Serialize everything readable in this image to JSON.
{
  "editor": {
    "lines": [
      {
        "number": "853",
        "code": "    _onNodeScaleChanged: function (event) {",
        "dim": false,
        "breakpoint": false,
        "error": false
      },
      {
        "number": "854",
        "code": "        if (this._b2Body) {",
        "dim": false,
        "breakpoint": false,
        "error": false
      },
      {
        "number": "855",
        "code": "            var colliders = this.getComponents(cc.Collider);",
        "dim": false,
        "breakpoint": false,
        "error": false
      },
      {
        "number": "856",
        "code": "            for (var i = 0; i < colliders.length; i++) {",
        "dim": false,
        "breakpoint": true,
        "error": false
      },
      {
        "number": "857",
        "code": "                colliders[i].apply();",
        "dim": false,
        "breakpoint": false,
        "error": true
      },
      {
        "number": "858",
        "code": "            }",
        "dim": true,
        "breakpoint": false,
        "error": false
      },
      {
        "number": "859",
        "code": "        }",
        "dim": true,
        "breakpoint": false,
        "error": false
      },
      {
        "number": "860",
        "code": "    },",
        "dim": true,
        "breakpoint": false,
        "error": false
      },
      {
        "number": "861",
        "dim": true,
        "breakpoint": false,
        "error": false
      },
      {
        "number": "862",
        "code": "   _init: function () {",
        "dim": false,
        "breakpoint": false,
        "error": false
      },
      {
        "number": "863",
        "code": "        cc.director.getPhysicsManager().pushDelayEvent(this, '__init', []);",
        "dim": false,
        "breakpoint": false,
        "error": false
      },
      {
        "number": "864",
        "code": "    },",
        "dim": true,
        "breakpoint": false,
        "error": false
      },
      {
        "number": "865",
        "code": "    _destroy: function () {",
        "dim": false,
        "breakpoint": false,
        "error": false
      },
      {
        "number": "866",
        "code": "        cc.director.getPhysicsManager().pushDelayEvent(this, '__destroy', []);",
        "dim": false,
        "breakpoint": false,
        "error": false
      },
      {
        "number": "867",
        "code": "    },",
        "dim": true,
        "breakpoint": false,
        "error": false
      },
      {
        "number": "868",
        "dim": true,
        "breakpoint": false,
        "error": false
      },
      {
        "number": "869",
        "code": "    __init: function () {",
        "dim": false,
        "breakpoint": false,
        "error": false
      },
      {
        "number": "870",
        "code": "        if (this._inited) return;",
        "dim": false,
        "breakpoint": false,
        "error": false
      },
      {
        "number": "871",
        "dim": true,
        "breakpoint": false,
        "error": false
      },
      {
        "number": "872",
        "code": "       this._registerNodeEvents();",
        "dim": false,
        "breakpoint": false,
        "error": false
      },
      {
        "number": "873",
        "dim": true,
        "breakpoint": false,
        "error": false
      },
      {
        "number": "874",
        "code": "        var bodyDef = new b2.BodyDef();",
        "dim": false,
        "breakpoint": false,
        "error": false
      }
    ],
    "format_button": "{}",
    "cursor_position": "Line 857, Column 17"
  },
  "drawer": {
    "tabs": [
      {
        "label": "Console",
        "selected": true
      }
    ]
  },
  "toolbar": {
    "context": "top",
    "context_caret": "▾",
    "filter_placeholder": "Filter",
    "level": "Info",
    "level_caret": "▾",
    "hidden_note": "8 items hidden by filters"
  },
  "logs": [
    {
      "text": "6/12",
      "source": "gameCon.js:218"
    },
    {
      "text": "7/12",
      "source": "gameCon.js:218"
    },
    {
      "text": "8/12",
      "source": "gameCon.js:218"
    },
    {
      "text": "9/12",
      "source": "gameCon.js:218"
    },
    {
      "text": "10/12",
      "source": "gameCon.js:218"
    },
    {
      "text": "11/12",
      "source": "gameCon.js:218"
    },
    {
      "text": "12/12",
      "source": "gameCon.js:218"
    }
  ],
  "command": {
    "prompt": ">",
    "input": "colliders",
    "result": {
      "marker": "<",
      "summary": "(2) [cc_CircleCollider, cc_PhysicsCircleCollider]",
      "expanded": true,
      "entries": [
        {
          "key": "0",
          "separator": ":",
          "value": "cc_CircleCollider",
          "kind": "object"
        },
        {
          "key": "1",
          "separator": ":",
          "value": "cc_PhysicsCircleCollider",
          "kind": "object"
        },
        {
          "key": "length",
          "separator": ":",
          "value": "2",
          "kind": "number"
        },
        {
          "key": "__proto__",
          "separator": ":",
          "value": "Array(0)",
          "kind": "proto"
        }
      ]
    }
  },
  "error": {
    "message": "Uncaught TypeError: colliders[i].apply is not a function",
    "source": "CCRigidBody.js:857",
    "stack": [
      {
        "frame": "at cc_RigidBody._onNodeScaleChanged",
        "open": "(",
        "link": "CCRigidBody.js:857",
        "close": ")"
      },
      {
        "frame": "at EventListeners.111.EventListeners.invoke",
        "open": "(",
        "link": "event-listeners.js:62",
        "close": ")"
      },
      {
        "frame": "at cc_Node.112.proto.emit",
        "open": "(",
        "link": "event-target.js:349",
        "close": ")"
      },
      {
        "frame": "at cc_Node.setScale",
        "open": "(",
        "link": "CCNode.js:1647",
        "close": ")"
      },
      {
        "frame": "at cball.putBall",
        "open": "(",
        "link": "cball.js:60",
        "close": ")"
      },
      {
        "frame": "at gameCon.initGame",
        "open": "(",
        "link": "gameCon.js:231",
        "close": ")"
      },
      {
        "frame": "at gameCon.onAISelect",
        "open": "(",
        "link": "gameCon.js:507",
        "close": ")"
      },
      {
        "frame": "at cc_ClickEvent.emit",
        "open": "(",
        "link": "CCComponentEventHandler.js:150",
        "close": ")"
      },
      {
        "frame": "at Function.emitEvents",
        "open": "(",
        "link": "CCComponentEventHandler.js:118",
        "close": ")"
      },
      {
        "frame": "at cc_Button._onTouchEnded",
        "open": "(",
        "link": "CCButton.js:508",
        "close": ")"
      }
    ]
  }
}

#####

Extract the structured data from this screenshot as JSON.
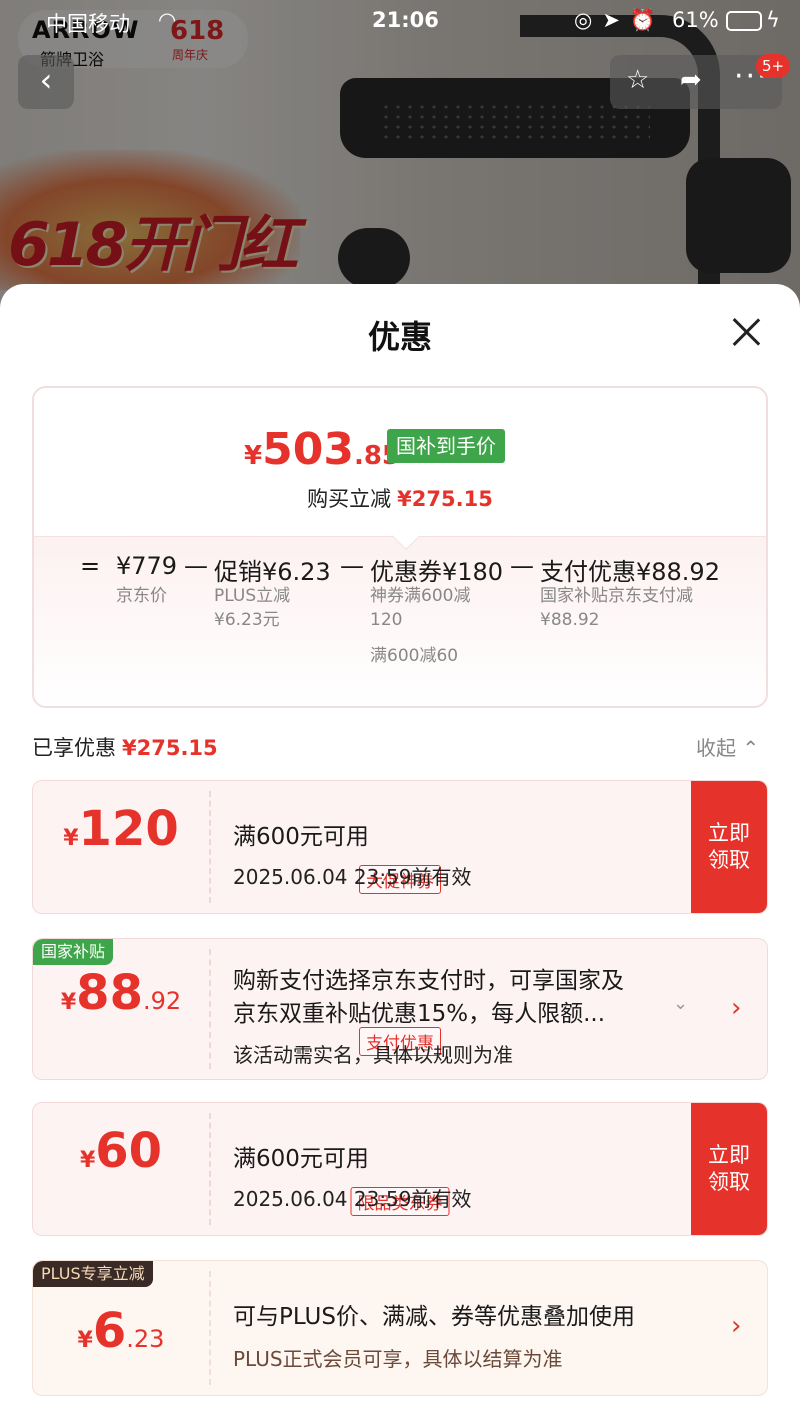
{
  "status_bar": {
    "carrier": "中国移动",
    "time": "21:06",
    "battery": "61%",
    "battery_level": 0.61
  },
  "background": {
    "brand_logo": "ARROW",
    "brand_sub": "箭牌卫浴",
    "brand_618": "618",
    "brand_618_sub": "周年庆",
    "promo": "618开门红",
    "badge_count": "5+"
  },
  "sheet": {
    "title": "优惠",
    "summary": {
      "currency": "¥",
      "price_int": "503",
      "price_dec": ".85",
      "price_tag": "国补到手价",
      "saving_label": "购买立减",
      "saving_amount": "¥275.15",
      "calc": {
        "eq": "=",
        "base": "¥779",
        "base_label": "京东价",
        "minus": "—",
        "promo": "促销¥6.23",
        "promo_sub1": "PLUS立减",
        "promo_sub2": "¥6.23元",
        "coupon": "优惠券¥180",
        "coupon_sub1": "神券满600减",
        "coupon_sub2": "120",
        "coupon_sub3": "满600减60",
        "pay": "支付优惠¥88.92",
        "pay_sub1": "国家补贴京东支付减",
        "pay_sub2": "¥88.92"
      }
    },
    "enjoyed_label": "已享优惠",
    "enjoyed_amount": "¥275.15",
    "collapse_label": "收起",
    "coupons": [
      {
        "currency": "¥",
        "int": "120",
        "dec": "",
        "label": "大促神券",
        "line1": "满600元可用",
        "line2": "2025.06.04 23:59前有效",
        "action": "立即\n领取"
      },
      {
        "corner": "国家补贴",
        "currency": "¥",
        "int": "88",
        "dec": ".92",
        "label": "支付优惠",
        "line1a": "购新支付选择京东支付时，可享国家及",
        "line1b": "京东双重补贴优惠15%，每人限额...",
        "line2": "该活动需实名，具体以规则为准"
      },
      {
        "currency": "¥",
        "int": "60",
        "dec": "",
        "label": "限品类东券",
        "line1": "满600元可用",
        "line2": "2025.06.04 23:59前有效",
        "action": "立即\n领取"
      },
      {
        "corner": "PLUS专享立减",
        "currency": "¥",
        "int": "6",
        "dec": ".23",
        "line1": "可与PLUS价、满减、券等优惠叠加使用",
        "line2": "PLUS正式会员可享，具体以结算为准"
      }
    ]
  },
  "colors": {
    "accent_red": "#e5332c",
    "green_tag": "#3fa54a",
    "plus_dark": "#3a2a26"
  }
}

#####

» Directions: Pick out the lines containing the string "summary".

» Written response:
      "summary": "(2) [cc_CircleCollider, cc_PhysicsCircleCollider]",
    "summary": {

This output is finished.